## Goal of the exercise
Check every line of the entries for "viễn", and copy the lines that hold it.

━━━━━━━━

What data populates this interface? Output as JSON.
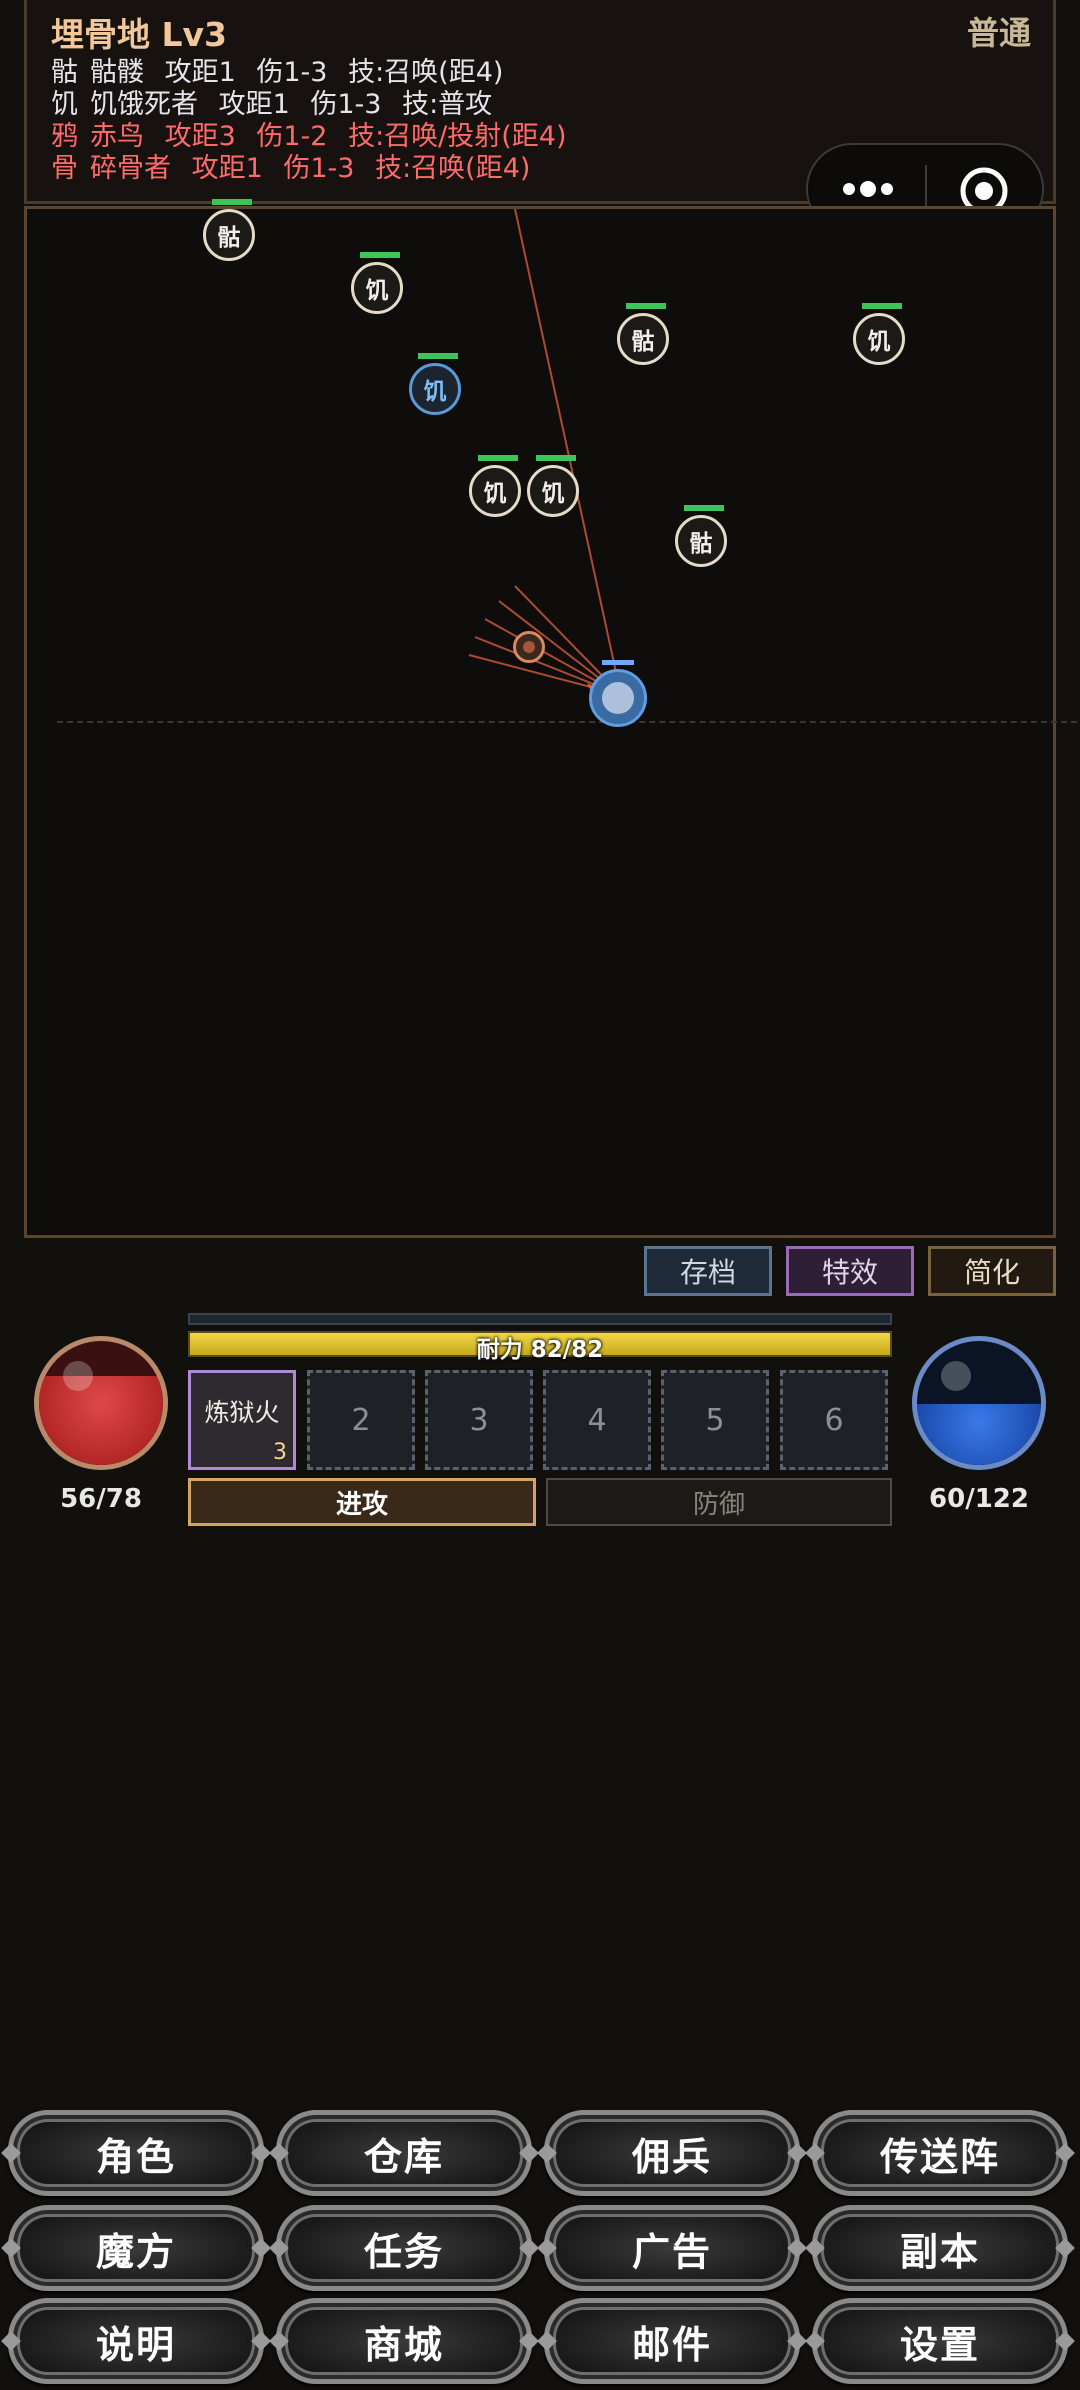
{
  "zone": {
    "title": "埋骨地 Lv3",
    "difficulty": "普通"
  },
  "enemy_legend": [
    {
      "abbr": "骷",
      "name": "骷髅",
      "range": "攻距1",
      "damage": "伤1-3",
      "skill": "技:召唤(距4)",
      "elite": false
    },
    {
      "abbr": "饥",
      "name": "饥饿死者",
      "range": "攻距1",
      "damage": "伤1-3",
      "skill": "技:普攻",
      "elite": false
    },
    {
      "abbr": "鸦",
      "name": "赤鸟",
      "range": "攻距3",
      "damage": "伤1-2",
      "skill": "技:召唤/投射(距4)",
      "elite": true
    },
    {
      "abbr": "骨",
      "name": "碎骨者",
      "range": "攻距1",
      "damage": "伤1-3",
      "skill": "技:召唤(距4)",
      "elite": true
    }
  ],
  "capsule": {
    "more_icon": "more-dots-icon",
    "close_icon": "target-circle-icon"
  },
  "units": [
    {
      "label": "骷",
      "variant": "normal"
    },
    {
      "label": "饥",
      "variant": "normal"
    },
    {
      "label": "骷",
      "variant": "normal"
    },
    {
      "label": "饥",
      "variant": "normal"
    },
    {
      "label": "饥",
      "variant": "elite"
    },
    {
      "label": "饥",
      "variant": "normal"
    },
    {
      "label": "饥",
      "variant": "normal"
    },
    {
      "label": "骷",
      "variant": "normal"
    }
  ],
  "toggles": {
    "save": "存档",
    "effects": "特效",
    "simplify": "简化"
  },
  "player": {
    "hp": {
      "text": "56/78",
      "fraction": 0.718
    },
    "mp": {
      "text": "60/122",
      "fraction": 0.492
    },
    "stamina": {
      "text": "耐力 82/82",
      "fraction": 1.0
    }
  },
  "skills": {
    "slot1": {
      "name": "炼狱火",
      "count": "3"
    },
    "slot2": "2",
    "slot3": "3",
    "slot4": "4",
    "slot5": "5",
    "slot6": "6"
  },
  "modes": {
    "attack": "进攻",
    "defend": "防御",
    "active": "attack"
  },
  "menu": {
    "row1": [
      "角色",
      "仓库",
      "佣兵",
      "传送阵"
    ],
    "row2": [
      "魔方",
      "任务",
      "广告",
      "副本"
    ],
    "row3": [
      "说明",
      "商城",
      "邮件",
      "设置"
    ]
  },
  "colors": {
    "elite_text": "#ff6a6a",
    "title_text": "#f2c79a",
    "hp_bar": "#3ec45a",
    "accent_attack": "#d4a460"
  }
}
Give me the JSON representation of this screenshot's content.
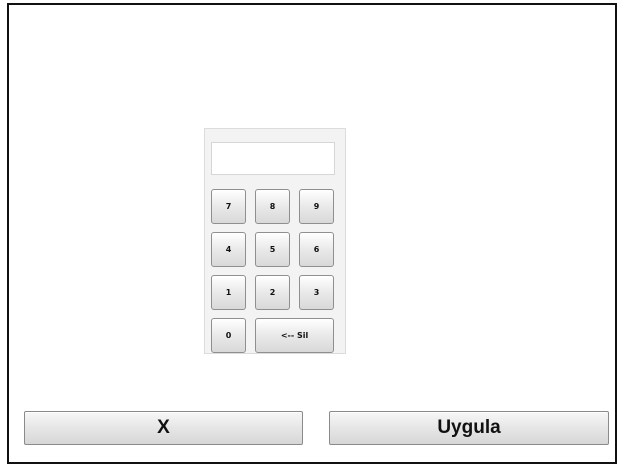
{
  "keypad": {
    "display_value": "",
    "keys": {
      "k7": "7",
      "k8": "8",
      "k9": "9",
      "k4": "4",
      "k5": "5",
      "k6": "6",
      "k1": "1",
      "k2": "2",
      "k3": "3",
      "k0": "0",
      "backspace": "<-- Sil"
    }
  },
  "actions": {
    "cancel_label": "X",
    "apply_label": "Uygula"
  }
}
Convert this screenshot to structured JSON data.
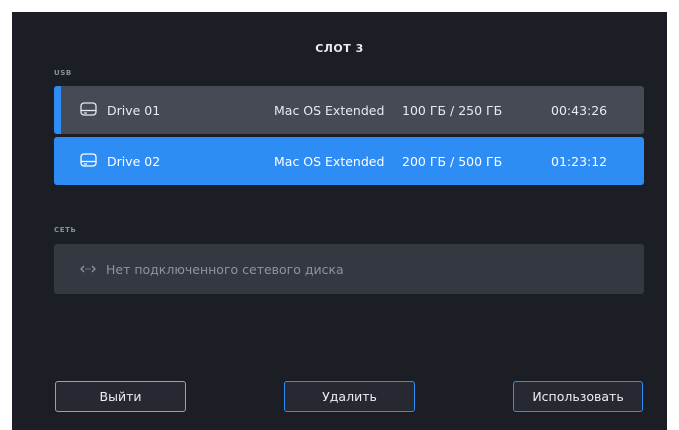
{
  "title": "СЛОТ 3",
  "sections": {
    "usb_label": "USB",
    "network_label": "СЕТЬ"
  },
  "drives": [
    {
      "name": "Drive 01",
      "format": "Mac OS Extended",
      "space": "100 ГБ / 250 ГБ",
      "time": "00:43:26",
      "state": "current"
    },
    {
      "name": "Drive 02",
      "format": "Mac OS Extended",
      "space": "200 ГБ / 500 ГБ",
      "time": "01:23:12",
      "state": "selected"
    }
  ],
  "network": {
    "icon": "network-link-icon",
    "empty_text": "Нет подключенного сетевого диска"
  },
  "buttons": {
    "exit": "Выйти",
    "delete": "Удалить",
    "use": "Использовать"
  },
  "colors": {
    "accent": "#2e8cf5",
    "background": "#1b1e24",
    "row_current": "#454a54",
    "network_box": "#343841"
  }
}
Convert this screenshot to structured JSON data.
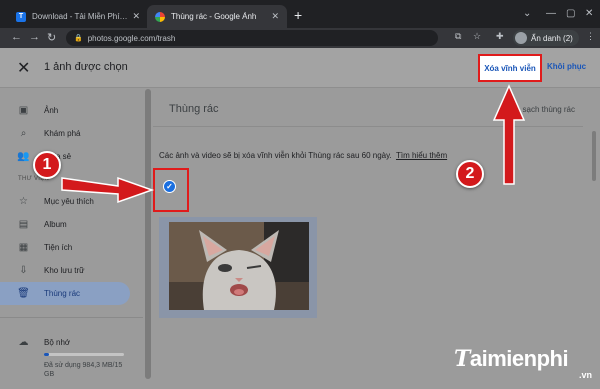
{
  "browser": {
    "tabs": [
      {
        "title": "Download - Tải Miễn Phí VN - Ph",
        "favicon": "T"
      },
      {
        "title": "Thùng rác - Google Ảnh"
      }
    ],
    "url": "photos.google.com/trash",
    "profile_label": "Ẩn danh (2)"
  },
  "appbar": {
    "selection_text": "1 ảnh được chọn",
    "delete_label": "Xóa vĩnh viễn",
    "restore_label": "Khôi phục"
  },
  "sidebar": {
    "items": [
      {
        "label": "Ảnh",
        "icon": "photo-icon"
      },
      {
        "label": "Khám phá",
        "icon": "search-icon"
      },
      {
        "label": "Chia sẻ",
        "icon": "people-icon"
      }
    ],
    "section_library": "THƯ VIỆN",
    "library_items": [
      {
        "label": "Mục yêu thích",
        "icon": "star-icon"
      },
      {
        "label": "Album",
        "icon": "album-icon"
      },
      {
        "label": "Tiện ích",
        "icon": "utilities-icon"
      },
      {
        "label": "Kho lưu trữ",
        "icon": "archive-icon"
      },
      {
        "label": "Thùng rác",
        "icon": "trash-icon",
        "active": true
      }
    ],
    "storage_label": "Bộ nhớ",
    "storage_text": "Đã sử dụng 984,3 MB/15 GB",
    "storage_used_fraction": 0.066
  },
  "main": {
    "title": "Thùng rác",
    "empty_trash": "Dọn sạch thùng rác",
    "info_text": "Các ảnh và video sẽ bị xóa vĩnh viễn khỏi Thùng rác sau 60 ngày.",
    "learn_more": "Tìm hiểu thêm"
  },
  "annotations": {
    "badge1": "1",
    "badge2": "2",
    "color": "#d3191c"
  },
  "watermark": {
    "brand": "aimienphi",
    "brand_t": "T",
    "suffix": ".vn"
  }
}
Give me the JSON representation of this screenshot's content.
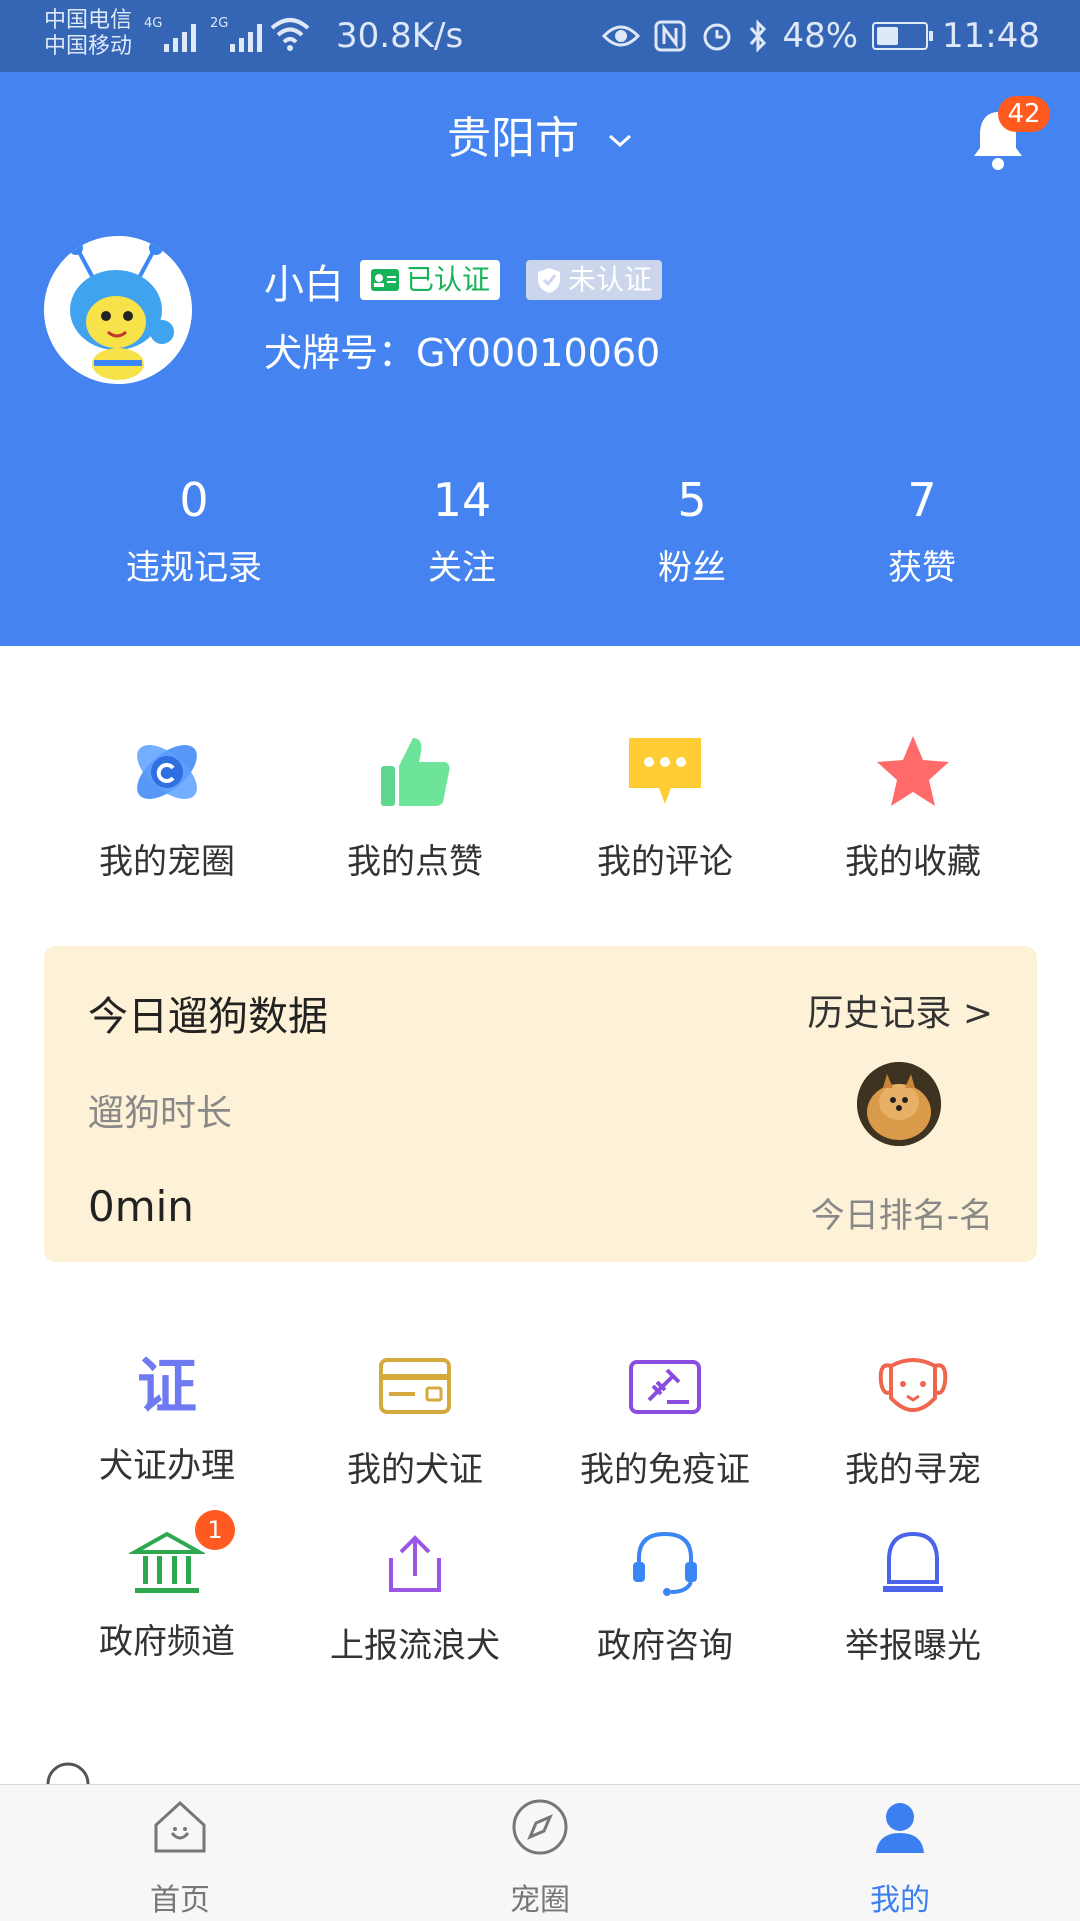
{
  "status_bar": {
    "carrier_1": "中国电信",
    "carrier_2": "中国移动",
    "net_1": "4G",
    "net_2": "2G",
    "speed": "30.8K/s",
    "battery": "48%",
    "battery_level": 0.48,
    "time": "11:48"
  },
  "header": {
    "city": "贵阳市",
    "notification_count": "42",
    "username": "小白",
    "verified_label": "已认证",
    "unverified_label": "未认证",
    "dog_tag": "犬牌号：GY00010060",
    "stats": [
      {
        "value": "0",
        "label": "违规记录"
      },
      {
        "value": "14",
        "label": "关注"
      },
      {
        "value": "5",
        "label": "粉丝"
      },
      {
        "value": "7",
        "label": "获赞"
      }
    ]
  },
  "quick_actions": [
    {
      "label": "我的宠圈",
      "icon": "planet-icon",
      "color": "#3a86f5"
    },
    {
      "label": "我的点赞",
      "icon": "thumbs-up-icon",
      "color": "#5fd68f"
    },
    {
      "label": "我的评论",
      "icon": "comment-icon",
      "color": "#ffcc33"
    },
    {
      "label": "我的收藏",
      "icon": "star-icon",
      "color": "#ff6b6b"
    }
  ],
  "walk_card": {
    "title": "今日遛狗数据",
    "history_link": "历史记录 >",
    "duration_label": "遛狗时长",
    "duration_value": "0min",
    "rank": "今日排名-名"
  },
  "services": [
    {
      "label": "犬证办理",
      "icon": "certificate-icon",
      "glyph": "证",
      "color": "#6f79f2"
    },
    {
      "label": "我的犬证",
      "icon": "id-card-icon",
      "color": "#d4a93d"
    },
    {
      "label": "我的免疫证",
      "icon": "vaccine-icon",
      "color": "#8a4de0"
    },
    {
      "label": "我的寻宠",
      "icon": "dog-face-icon",
      "color": "#f0654e"
    },
    {
      "label": "政府频道",
      "icon": "government-building-icon",
      "color": "#2ea84e",
      "badge": "1"
    },
    {
      "label": "上报流浪犬",
      "icon": "upload-icon",
      "color": "#9b56e6"
    },
    {
      "label": "政府咨询",
      "icon": "headset-icon",
      "color": "#3a86f5"
    },
    {
      "label": "举报曝光",
      "icon": "alarm-light-icon",
      "color": "#4b63e8"
    }
  ],
  "tabbar": {
    "tabs": [
      {
        "label": "首页",
        "icon": "home-icon"
      },
      {
        "label": "宠圈",
        "icon": "compass-icon"
      },
      {
        "label": "我的",
        "icon": "user-icon",
        "active": true
      }
    ],
    "accent": "#3b7ff0"
  }
}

━━━━━━━━

## Response below
    "delete_label": "Xóa vĩnh viễn",
    "info_text": "Các ảnh và video sẽ bị xóa vĩnh viễn khỏi Thùng rác sau 60 ngày.",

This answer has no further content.